▸ Short exercise
Produce an exact copy of all the data below, dropping every image.

▸ Materials provided
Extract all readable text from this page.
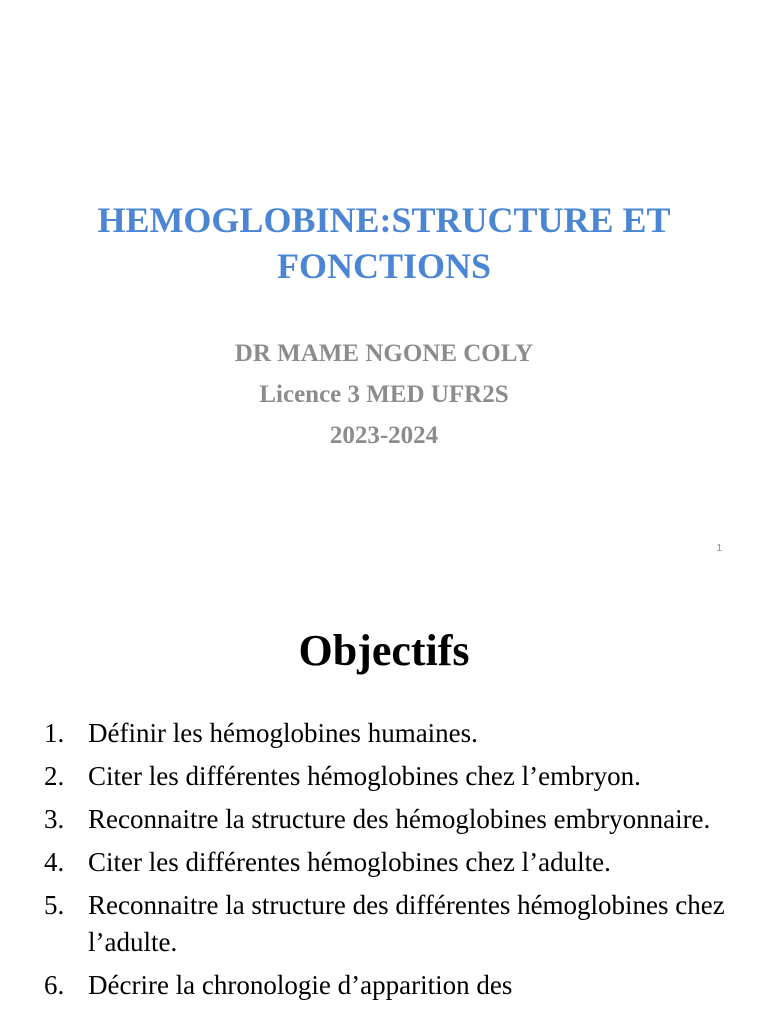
HEMOGLOBINE:STRUCTURE ET
FONCTIONS
DR MAME NGONE COLY
Licence 3 MED UFR2S
2023-2024
1
Objectifs
1. Définir les hémoglobines humaines.
2. Citer les différentes hémoglobines chez l’embryon.
3. Reconnaitre la structure des hémoglobines embryonnaire.
4. Citer les différentes hémoglobines chez l’adulte.
5. Reconnaitre la structure des différentes hémoglobines chez l’adulte.
6. Décrire la chronologie d’apparition des
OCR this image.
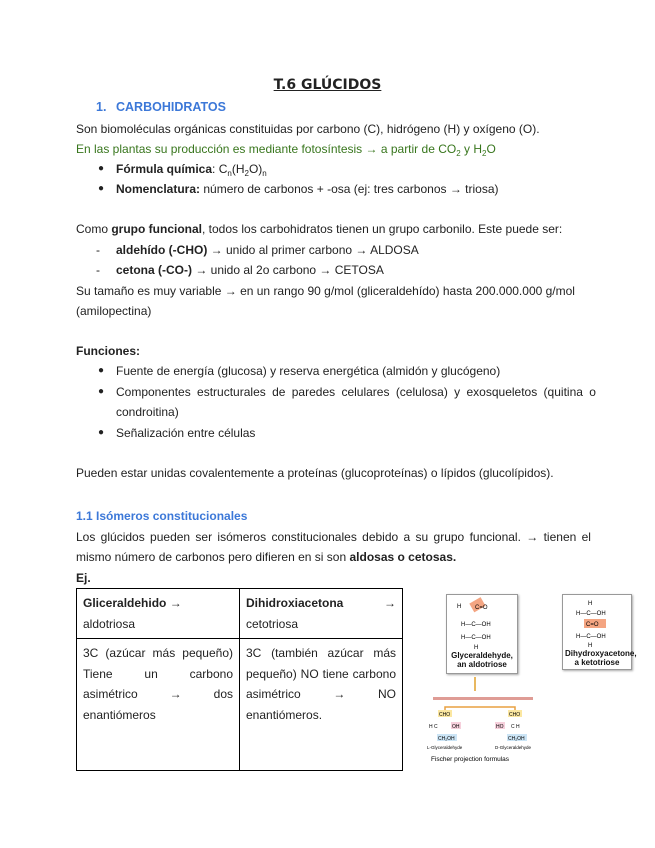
T.6 GLÚCIDOS
1. CARBOHIDRATOS
Son biomoléculas orgánicas constituidas por carbono (C), hidrógeno (H) y oxígeno (O).
En las plantas su producción es mediante fotosíntesis → a partir de $CO_2$ y $H_2O$
● Fórmula química: $C_n(H_2O)_n$
● Nomenclatura: número de carbonos + -osa (ej: tres carbonos → triosa)
Como grupo funcional, todos los carbohidratos tienen un grupo carbonilo. Este puede ser:
- aldehído (-CHO) → unido al primer carbono → ALDOSA
- cetona (-CO-) → unido al 2o carbono → CETOSA
Su tamaño es muy variable → en un rango 90 g/mol (gliceraldehído) hasta 200.000.000 g/mol
(amilopectina)
Funciones:
● Fuente de energía (glucosa) y reserva energética (almidón y glucógeno)
● Componentes estructurales de paredes celulares (celulosa) y exosqueletos (quitina o
condroitina)
● Señalización entre células
Pueden estar unidas covalentemente a proteínas (glucoproteínas) o lípidos (glucolípidos).
1.1 Isómeros constitucionales
Los glúcidos pueden ser isómeros constitucionales debido a su grupo funcional. → tienen el
mismo número de carbonos pero difieren en si son aldosas o cetosas.
Ej.
Gliceraldehido → aldotriosa	Dihidroxiacetona → cetotriosa
3C (azúcar más pequeño) Tiene un carbono asimétrico → dos enantiómeros	3C (también azúcar más pequeño) NO tiene carbono asimétrico → NO enantiómeros.
H C=O
H—C—OH
H—C—OH
H
Glyceraldehyde, an aldotriose
H
H—C—OH
C=O
H—C—OH
H
Dihydroxyacetone, a ketotriose
CHO	CHO
H C	OH	HO C H
CH₂OH	CH₂OH
L-Glyceraldehyde	D-Glyceraldehyde
Fischer projection formulas
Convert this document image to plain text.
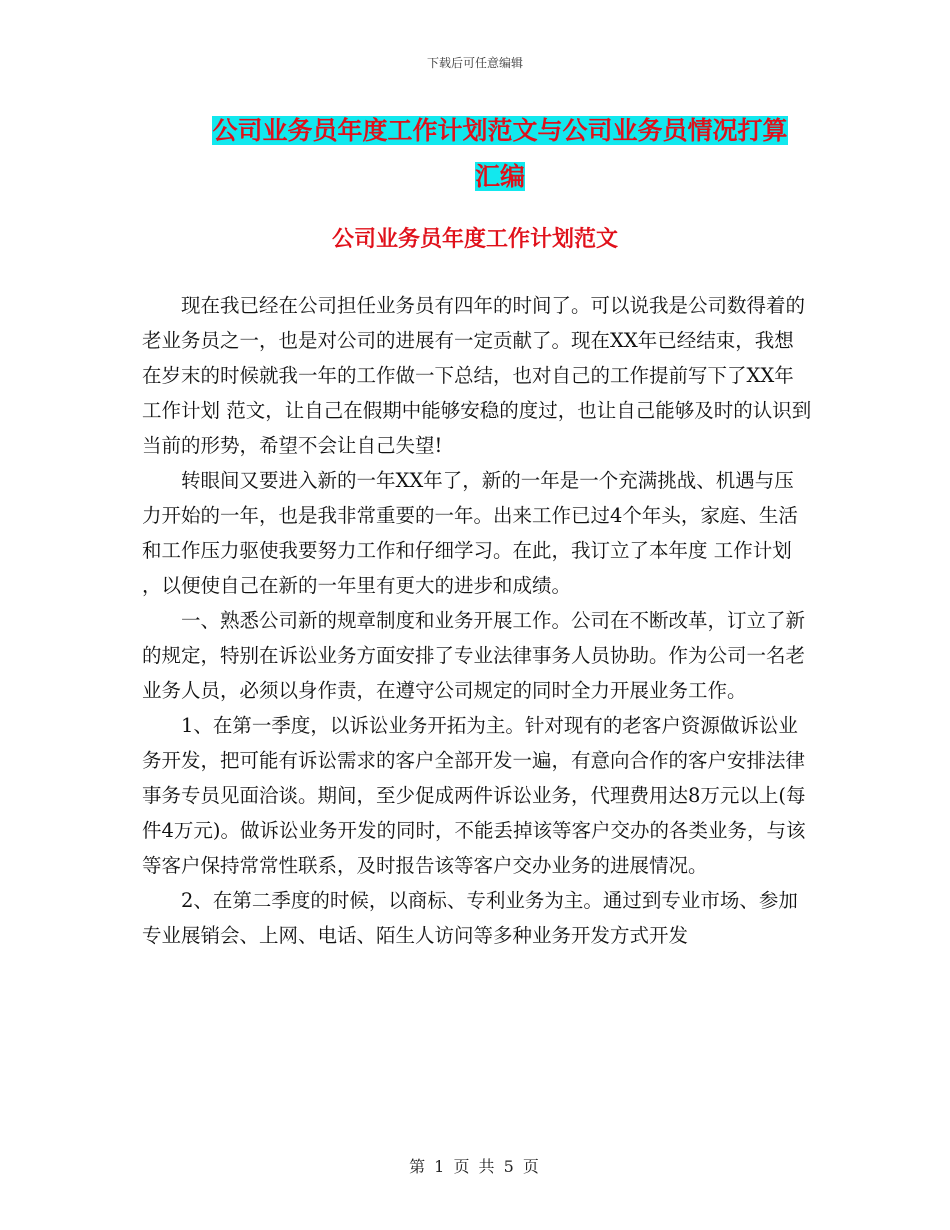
下载后可任意编辑
公司业务员年度工作计划范文与公司业务员情况打算
汇编
公司业务员年度工作计划范文

现在我已经在公司担任业务员有四年的时间了。可以说我是公司数得着的老业务员之一，也是对公司的进展有一定贡献了。现在XX年已经结束，我想在岁末的时候就我一年的工作做一下总结，也对自己的工作提前写下了XX年 工作计划 范文，让自己在假期中能够安稳的度过，也让自己能够及时的认识到当前的形势，希望不会让自己失望!

转眼间又要进入新的一年XX年了，新的一年是一个充满挑战、机遇与压力开始的一年，也是我非常重要的一年。出来工作已过4个年头，家庭、生活和工作压力驱使我要努力工作和仔细学习。在此，我订立了本年度 工作计划 ，以便使自己在新的一年里有更大的进步和成绩。

一、熟悉公司新的规章制度和业务开展工作。公司在不断改革，订立了新的规定，特别在诉讼业务方面安排了专业法律事务人员协助。作为公司一名老业务人员，必须以身作责，在遵守公司规定的同时全力开展业务工作。

1、在第一季度，以诉讼业务开拓为主。针对现有的老客户资源做诉讼业务开发，把可能有诉讼需求的客户全部开发一遍，有意向合作的客户安排法律事务专员见面洽谈。期间，至少促成两件诉讼业务，代理费用达8万元以上(每件4万元)。做诉讼业务开发的同时，不能丢掉该等客户交办的各类业务，与该等客户保持常常性联系，及时报告该等客户交办业务的进展情况。

2、在第二季度的时候，以商标、专利业务为主。通过到专业市场、参加专业展销会、上网、电话、陌生人访问等多种业务开发方式开发

第 1 页 共 5 页
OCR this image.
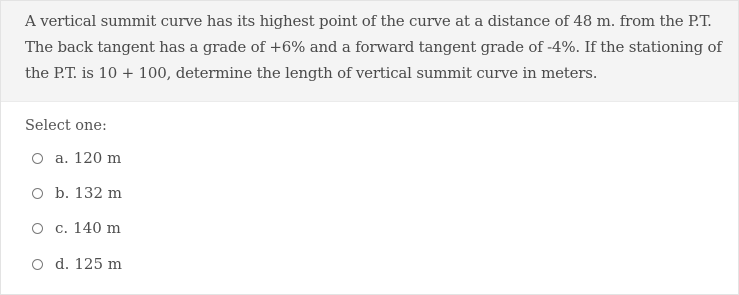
A vertical summit curve has its highest point of the curve at a distance of 48 m. from the P.T. The back tangent has a grade of +6% and a forward tangent grade of -4%. If the stationing of the P.T. is 10 + 100, determine the length of vertical summit curve in meters.
Select one:
a. 120 m
b. 132 m
c. 140 m
d. 125 m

▸ Written answer
Extract all readable text from this page.
HEMOGLOBINE:STRUCTURE ET
FONCTIONS
DR MAME NGONE COLY
Licence 3 MED UFR2S
2023-2024
1
Objectifs
1. Définir les hémoglobines humaines.
2. Citer les différentes hémoglobines chez l’embryon.
3. Reconnaitre la structure des hémoglobines embryonnaire.
4. Citer les différentes hémoglobines chez l’adulte.
5. Reconnaitre la structure des différentes hémoglobines chez l’adulte.
6. Décrire la chronologie d’apparition des
OCR this image.
T.6 GLÚCIDOS
1. CARBOHIDRATOS
Son biomoléculas orgánicas constituidas por carbono (C), hidrógeno (H) y oxígeno (O).
En las plantas su producción es mediante fotosíntesis → a partir de $CO_2$ y $H_2O$
● Fórmula química: $C_n(H_2O)_n$
● Nomenclatura: número de carbonos + -osa (ej: tres carbonos → triosa)
Como grupo funcional, todos los carbohidratos tienen un grupo carbonilo. Este puede ser:
- aldehído (-CHO) → unido al primer carbono → ALDOSA
- cetona (-CO-) → unido al 2o carbono → CETOSA
Su tamaño es muy variable → en un rango 90 g/mol (gliceraldehído) hasta 200.000.000 g/mol
(amilopectina)
Funciones:
● Fuente de energía (glucosa) y reserva energética (almidón y glucógeno)
● Componentes estructurales de paredes celulares (celulosa) y exosqueletos (quitina o
condroitina)
● Señalización entre células
Pueden estar unidas covalentemente a proteínas (glucoproteínas) o lípidos (glucolípidos).
1.1 Isómeros constitucionales
Los glúcidos pueden ser isómeros constitucionales debido a su grupo funcional. → tienen el
mismo número de carbonos pero difieren en si son aldosas o cetosas.
Ej.
Gliceraldehido → aldotriosa	Dihidroxiacetona → cetotriosa
3C (azúcar más pequeño) Tiene un carbono asimétrico → dos enantiómeros	3C (también azúcar más pequeño) NO tiene carbono asimétrico → NO enantiómeros.
H C=O
H—C—OH
H—C—OH
H
Glyceraldehyde, an aldotriose
H
H—C—OH
C=O
H—C—OH
H
Dihydroxyacetone, a ketotriose
CHO	CHO
H C	OH	HO C H
CH₂OH	CH₂OH
L-Glyceraldehyde	D-Glyceraldehyde
Fischer projection formulas
Convert this document image to plain text.
下载后可任意编辑
公司业务员年度工作计划范文与公司业务员情况打算
汇编
公司业务员年度工作计划范文

现在我已经在公司担任业务员有四年的时间了。可以说我是公司数得着的老业务员之一，也是对公司的进展有一定贡献了。现在XX年已经结束，我想在岁末的时候就我一年的工作做一下总结，也对自己的工作提前写下了XX年 工作计划 范文，让自己在假期中能够安稳的度过，也让自己能够及时的认识到当前的形势，希望不会让自己失望!

转眼间又要进入新的一年XX年了，新的一年是一个充满挑战、机遇与压力开始的一年，也是我非常重要的一年。出来工作已过4个年头，家庭、生活和工作压力驱使我要努力工作和仔细学习。在此，我订立了本年度 工作计划 ，以便使自己在新的一年里有更大的进步和成绩。

一、熟悉公司新的规章制度和业务开展工作。公司在不断改革，订立了新的规定，特别在诉讼业务方面安排了专业法律事务人员协助。作为公司一名老业务人员，必须以身作责，在遵守公司规定的同时全力开展业务工作。

1、在第一季度，以诉讼业务开拓为主。针对现有的老客户资源做诉讼业务开发，把可能有诉讼需求的客户全部开发一遍，有意向合作的客户安排法律事务专员见面洽谈。期间，至少促成两件诉讼业务，代理费用达8万元以上(每件4万元)。做诉讼业务开发的同时，不能丢掉该等客户交办的各类业务，与该等客户保持常常性联系，及时报告该等客户交办业务的进展情况。

2、在第二季度的时候，以商标、专利业务为主。通过到专业市场、参加专业展销会、上网、电话、陌生人访问等多种业务开发方式开发

第 1 页 共 5 页
OCR this image.
A vertical summit curve has its highest point of the curve at a distance of 48 m. from the P.T. The back tangent has a grade of +6% and a forward tangent grade of -4%. If the stationing of the P.T. is 10 + 100, determine the length of vertical summit curve in meters.
Select one:
a. 120 m
b. 132 m
c. 140 m
d. 125 m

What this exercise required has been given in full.